◆ TASK REQUIREMENTS: Print all of the data exactly.

◆ MATERIAL SUPPLIED:
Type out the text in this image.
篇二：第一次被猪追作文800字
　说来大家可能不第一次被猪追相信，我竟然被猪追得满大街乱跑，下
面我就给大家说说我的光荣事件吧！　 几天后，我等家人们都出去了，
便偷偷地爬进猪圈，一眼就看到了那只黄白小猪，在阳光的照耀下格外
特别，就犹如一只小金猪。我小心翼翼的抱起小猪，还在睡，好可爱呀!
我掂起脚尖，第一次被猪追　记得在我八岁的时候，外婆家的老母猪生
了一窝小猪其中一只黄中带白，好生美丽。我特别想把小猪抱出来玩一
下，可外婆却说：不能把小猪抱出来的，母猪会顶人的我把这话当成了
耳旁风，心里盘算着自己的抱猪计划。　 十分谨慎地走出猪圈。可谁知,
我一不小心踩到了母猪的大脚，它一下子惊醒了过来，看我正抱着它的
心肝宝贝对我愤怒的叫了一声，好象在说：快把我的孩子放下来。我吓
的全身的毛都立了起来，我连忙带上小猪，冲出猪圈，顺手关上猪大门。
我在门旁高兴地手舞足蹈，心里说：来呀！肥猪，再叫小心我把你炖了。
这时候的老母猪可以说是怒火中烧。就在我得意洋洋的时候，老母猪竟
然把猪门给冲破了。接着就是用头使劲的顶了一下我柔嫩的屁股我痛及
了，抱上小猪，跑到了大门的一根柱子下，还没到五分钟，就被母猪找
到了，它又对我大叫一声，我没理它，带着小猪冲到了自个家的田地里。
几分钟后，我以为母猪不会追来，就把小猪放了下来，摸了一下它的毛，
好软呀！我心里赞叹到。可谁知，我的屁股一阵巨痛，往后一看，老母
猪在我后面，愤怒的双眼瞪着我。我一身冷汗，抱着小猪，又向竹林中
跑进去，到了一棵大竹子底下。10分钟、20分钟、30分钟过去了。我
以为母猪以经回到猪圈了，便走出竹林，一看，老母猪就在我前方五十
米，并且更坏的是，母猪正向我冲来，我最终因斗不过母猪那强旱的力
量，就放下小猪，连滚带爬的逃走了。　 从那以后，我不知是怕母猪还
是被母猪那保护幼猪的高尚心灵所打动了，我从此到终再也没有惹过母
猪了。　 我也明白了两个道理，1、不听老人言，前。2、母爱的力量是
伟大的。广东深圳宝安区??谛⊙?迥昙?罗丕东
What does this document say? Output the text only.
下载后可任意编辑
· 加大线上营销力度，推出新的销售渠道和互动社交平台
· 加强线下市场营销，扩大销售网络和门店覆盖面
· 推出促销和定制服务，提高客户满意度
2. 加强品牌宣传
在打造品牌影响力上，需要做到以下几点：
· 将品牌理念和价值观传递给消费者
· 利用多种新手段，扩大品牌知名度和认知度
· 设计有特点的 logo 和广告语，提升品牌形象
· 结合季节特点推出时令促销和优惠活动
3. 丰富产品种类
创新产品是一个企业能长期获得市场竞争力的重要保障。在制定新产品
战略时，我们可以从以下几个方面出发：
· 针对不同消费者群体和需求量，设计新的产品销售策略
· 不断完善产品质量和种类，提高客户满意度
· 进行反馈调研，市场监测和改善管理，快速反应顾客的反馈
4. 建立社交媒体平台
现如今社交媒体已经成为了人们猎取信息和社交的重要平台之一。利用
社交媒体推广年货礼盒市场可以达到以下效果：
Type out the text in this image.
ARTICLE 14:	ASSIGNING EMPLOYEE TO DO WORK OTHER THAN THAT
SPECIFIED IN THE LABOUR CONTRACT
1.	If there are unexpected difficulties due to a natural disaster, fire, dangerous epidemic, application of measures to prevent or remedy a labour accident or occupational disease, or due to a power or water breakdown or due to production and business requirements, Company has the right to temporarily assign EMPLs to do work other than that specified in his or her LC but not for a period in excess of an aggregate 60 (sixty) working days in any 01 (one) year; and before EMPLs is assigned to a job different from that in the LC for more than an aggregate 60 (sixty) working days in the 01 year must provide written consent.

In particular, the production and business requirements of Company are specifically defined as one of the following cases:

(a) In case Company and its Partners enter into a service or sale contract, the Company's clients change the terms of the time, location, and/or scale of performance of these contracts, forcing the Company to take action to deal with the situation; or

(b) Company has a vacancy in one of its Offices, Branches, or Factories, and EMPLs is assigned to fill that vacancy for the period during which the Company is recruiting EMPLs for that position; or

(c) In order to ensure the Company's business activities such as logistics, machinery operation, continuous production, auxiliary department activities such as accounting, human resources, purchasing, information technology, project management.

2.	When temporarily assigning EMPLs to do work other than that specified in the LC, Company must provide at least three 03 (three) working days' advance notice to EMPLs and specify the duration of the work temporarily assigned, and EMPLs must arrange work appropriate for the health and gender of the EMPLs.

◆ EXERCISE OUTPUT:
Type out the text in this image.
篇二：第一次被猪追作文800字
　说来大家可能不第一次被猪追相信，我竟然被猪追得满大街乱跑，下
面我就给大家说说我的光荣事件吧！　 几天后，我等家人们都出去了，
便偷偷地爬进猪圈，一眼就看到了那只黄白小猪，在阳光的照耀下格外
特别，就犹如一只小金猪。我小心翼翼的抱起小猪，还在睡，好可爱呀!
我掂起脚尖，第一次被猪追　记得在我八岁的时候，外婆家的老母猪生
了一窝小猪其中一只黄中带白，好生美丽。我特别想把小猪抱出来玩一
下，可外婆却说：不能把小猪抱出来的，母猪会顶人的我把这话当成了
耳旁风，心里盘算着自己的抱猪计划。　 十分谨慎地走出猪圈。可谁知,
我一不小心踩到了母猪的大脚，它一下子惊醒了过来，看我正抱着它的
心肝宝贝对我愤怒的叫了一声，好象在说：快把我的孩子放下来。我吓
的全身的毛都立了起来，我连忙带上小猪，冲出猪圈，顺手关上猪大门。
我在门旁高兴地手舞足蹈，心里说：来呀！肥猪，再叫小心我把你炖了。
这时候的老母猪可以说是怒火中烧。就在我得意洋洋的时候，老母猪竟
然把猪门给冲破了。接着就是用头使劲的顶了一下我柔嫩的屁股我痛及
了，抱上小猪，跑到了大门的一根柱子下，还没到五分钟，就被母猪找
到了，它又对我大叫一声，我没理它，带着小猪冲到了自个家的田地里。
几分钟后，我以为母猪不会追来，就把小猪放了下来，摸了一下它的毛，
好软呀！我心里赞叹到。可谁知，我的屁股一阵巨痛，往后一看，老母
猪在我后面，愤怒的双眼瞪着我。我一身冷汗，抱着小猪，又向竹林中
跑进去，到了一棵大竹子底下。10分钟、20分钟、30分钟过去了。我
以为母猪以经回到猪圈了，便走出竹林，一看，老母猪就在我前方五十
米，并且更坏的是，母猪正向我冲来，我最终因斗不过母猪那强旱的力
量，就放下小猪，连滚带爬的逃走了。　 从那以后，我不知是怕母猪还
是被母猪那保护幼猪的高尚心灵所打动了，我从此到终再也没有惹过母
猪了。　 我也明白了两个道理，1、不听老人言，前。2、母爱的力量是
伟大的。广东深圳宝安区??谛⊙?迥昙?罗丕东
What does this document say? Output the text only.
下载后可任意编辑
· 加大线上营销力度，推出新的销售渠道和互动社交平台
· 加强线下市场营销，扩大销售网络和门店覆盖面
· 推出促销和定制服务，提高客户满意度
2. 加强品牌宣传
在打造品牌影响力上，需要做到以下几点：
· 将品牌理念和价值观传递给消费者
· 利用多种新手段，扩大品牌知名度和认知度
· 设计有特点的 logo 和广告语，提升品牌形象
· 结合季节特点推出时令促销和优惠活动
3. 丰富产品种类
创新产品是一个企业能长期获得市场竞争力的重要保障。在制定新产品
战略时，我们可以从以下几个方面出发：
· 针对不同消费者群体和需求量，设计新的产品销售策略
· 不断完善产品质量和种类，提高客户满意度
· 进行反馈调研，市场监测和改善管理，快速反应顾客的反馈
4. 建立社交媒体平台
现如今社交媒体已经成为了人们猎取信息和社交的重要平台之一。利用
社交媒体推广年货礼盒市场可以达到以下效果：
Type out the text in this image.
ARTICLE 14:	ASSIGNING EMPLOYEE TO DO WORK OTHER THAN THAT
SPECIFIED IN THE LABOUR CONTRACT
1.	If there are unexpected difficulties due to a natural disaster, fire, dangerous epidemic, application of measures to prevent or remedy a labour accident or occupational disease, or due to a power or water breakdown or due to production and business requirements, Company has the right to temporarily assign EMPLs to do work other than that specified in his or her LC but not for a period in excess of an aggregate 60 (sixty) working days in any 01 (one) year; and before EMPLs is assigned to a job different from that in the LC for more than an aggregate 60 (sixty) working days in the 01 year must provide written consent.

In particular, the production and business requirements of Company are specifically defined as one of the following cases:

(a) In case Company and its Partners enter into a service or sale contract, the Company's clients change the terms of the time, location, and/or scale of performance of these contracts, forcing the Company to take action to deal with the situation; or

(b) Company has a vacancy in one of its Offices, Branches, or Factories, and EMPLs is assigned to fill that vacancy for the period during which the Company is recruiting EMPLs for that position; or

(c) In order to ensure the Company's business activities such as logistics, machinery operation, continuous production, auxiliary department activities such as accounting, human resources, purchasing, information technology, project management.

2.	When temporarily assigning EMPLs to do work other than that specified in the LC, Company must provide at least three 03 (three) working days' advance notice to EMPLs and specify the duration of the work temporarily assigned, and EMPLs must arrange work appropriate for the health and gender of the EMPLs.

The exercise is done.